[BEGIN Extracted records]
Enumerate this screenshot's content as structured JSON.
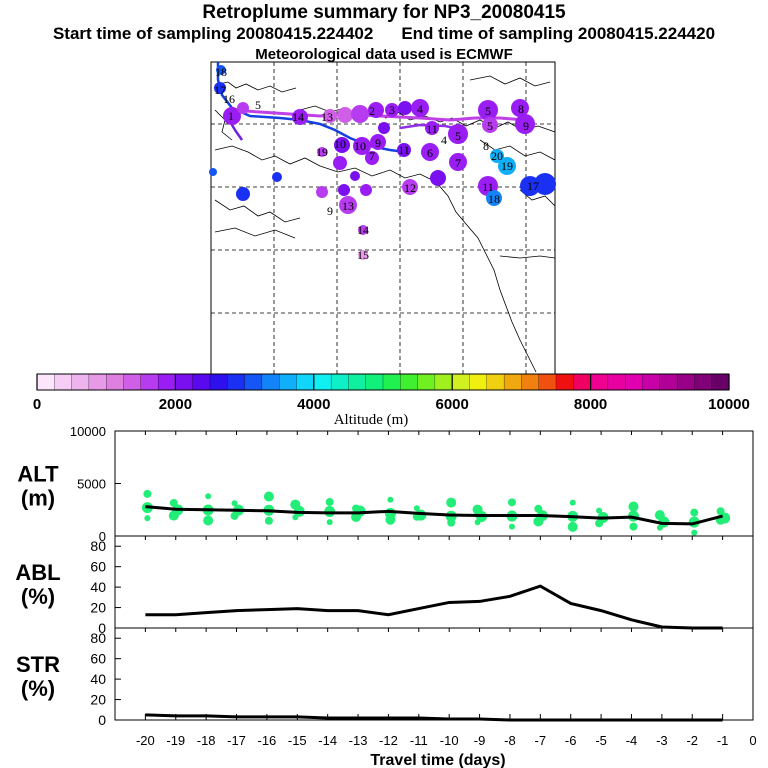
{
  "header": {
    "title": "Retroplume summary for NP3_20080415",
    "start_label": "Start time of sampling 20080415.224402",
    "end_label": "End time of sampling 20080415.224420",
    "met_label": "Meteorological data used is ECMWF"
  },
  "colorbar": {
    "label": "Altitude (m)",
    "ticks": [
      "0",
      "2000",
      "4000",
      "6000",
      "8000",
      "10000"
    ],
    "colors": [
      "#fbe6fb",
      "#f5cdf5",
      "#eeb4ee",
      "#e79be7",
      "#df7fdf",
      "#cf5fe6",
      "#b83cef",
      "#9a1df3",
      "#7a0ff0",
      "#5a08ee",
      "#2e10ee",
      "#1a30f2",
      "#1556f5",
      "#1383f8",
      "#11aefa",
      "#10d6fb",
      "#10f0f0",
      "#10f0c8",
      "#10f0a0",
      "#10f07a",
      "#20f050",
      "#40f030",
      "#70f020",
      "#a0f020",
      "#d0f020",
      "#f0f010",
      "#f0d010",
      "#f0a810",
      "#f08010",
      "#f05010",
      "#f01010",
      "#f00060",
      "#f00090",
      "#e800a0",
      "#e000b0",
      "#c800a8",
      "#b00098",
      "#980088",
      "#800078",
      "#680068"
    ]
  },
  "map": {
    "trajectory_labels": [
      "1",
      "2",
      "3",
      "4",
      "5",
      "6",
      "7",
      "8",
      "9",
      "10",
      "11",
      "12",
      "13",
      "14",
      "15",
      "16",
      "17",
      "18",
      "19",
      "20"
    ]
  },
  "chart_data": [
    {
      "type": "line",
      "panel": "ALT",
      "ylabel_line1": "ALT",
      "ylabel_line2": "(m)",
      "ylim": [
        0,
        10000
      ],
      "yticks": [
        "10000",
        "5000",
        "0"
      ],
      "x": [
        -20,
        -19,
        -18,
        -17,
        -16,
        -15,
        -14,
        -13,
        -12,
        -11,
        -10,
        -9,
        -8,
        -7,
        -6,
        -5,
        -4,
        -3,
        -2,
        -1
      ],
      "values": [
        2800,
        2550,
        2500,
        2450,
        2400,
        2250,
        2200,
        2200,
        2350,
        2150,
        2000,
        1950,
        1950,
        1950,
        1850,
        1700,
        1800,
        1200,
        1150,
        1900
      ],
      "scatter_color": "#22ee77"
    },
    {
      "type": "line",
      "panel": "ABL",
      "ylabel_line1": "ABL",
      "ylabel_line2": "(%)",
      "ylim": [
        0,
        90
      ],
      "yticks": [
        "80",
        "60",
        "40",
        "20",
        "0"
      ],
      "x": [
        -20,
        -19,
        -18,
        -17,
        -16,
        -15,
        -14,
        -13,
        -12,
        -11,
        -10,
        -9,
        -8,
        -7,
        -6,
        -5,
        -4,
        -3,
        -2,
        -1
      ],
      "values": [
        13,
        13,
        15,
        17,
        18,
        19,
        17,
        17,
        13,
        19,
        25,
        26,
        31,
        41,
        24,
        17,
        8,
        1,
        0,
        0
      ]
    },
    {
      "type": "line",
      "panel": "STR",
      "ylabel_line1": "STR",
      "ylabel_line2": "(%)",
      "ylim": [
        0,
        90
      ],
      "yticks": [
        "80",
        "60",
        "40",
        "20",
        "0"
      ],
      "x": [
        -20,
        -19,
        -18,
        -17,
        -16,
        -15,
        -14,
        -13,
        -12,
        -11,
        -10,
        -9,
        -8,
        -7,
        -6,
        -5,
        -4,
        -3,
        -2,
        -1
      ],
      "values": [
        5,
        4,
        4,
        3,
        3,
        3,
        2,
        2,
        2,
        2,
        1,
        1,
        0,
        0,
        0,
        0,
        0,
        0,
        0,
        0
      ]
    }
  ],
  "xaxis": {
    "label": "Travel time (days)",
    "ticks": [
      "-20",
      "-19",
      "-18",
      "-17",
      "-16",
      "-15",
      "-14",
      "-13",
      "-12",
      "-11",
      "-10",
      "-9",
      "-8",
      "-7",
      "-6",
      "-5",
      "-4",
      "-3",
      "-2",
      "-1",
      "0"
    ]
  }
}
[END Extracted records]
[BEGIN Extracted records]
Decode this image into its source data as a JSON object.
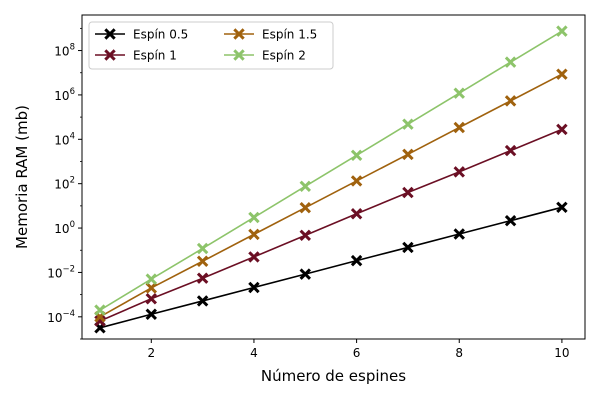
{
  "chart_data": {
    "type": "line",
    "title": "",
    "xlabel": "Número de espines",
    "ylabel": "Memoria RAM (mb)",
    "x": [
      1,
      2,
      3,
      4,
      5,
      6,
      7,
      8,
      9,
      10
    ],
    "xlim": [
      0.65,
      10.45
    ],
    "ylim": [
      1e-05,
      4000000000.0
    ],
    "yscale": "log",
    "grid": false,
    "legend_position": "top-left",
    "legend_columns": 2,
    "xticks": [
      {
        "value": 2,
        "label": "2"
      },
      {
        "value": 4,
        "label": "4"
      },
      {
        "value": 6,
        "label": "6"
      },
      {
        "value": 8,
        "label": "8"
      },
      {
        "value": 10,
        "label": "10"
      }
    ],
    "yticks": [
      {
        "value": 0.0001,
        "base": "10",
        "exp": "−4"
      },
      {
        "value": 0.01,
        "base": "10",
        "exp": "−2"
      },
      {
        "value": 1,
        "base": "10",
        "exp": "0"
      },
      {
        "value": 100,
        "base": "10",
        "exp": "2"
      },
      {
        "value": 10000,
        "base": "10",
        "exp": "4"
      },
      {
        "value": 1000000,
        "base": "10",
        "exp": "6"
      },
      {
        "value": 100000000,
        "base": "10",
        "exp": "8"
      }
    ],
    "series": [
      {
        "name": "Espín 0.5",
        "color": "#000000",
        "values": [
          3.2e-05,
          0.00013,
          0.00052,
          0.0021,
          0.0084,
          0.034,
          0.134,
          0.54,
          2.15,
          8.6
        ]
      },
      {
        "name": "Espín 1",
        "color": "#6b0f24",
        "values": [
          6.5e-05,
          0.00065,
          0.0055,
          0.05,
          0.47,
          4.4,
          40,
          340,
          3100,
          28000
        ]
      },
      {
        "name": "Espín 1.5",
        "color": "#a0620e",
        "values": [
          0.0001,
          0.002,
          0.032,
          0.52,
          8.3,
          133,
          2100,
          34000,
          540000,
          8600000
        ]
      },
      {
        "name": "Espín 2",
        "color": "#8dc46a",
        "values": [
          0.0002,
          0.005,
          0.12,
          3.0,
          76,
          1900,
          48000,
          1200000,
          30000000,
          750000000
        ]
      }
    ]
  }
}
[END Extracted records]
-- Requirements --
Track down all lines above with the string "sampling" and copy them.

-- Correct answer --
    "start_label": "Start time of sampling 20080415.224402",
    "end_label": "End time of sampling 20080415.224420",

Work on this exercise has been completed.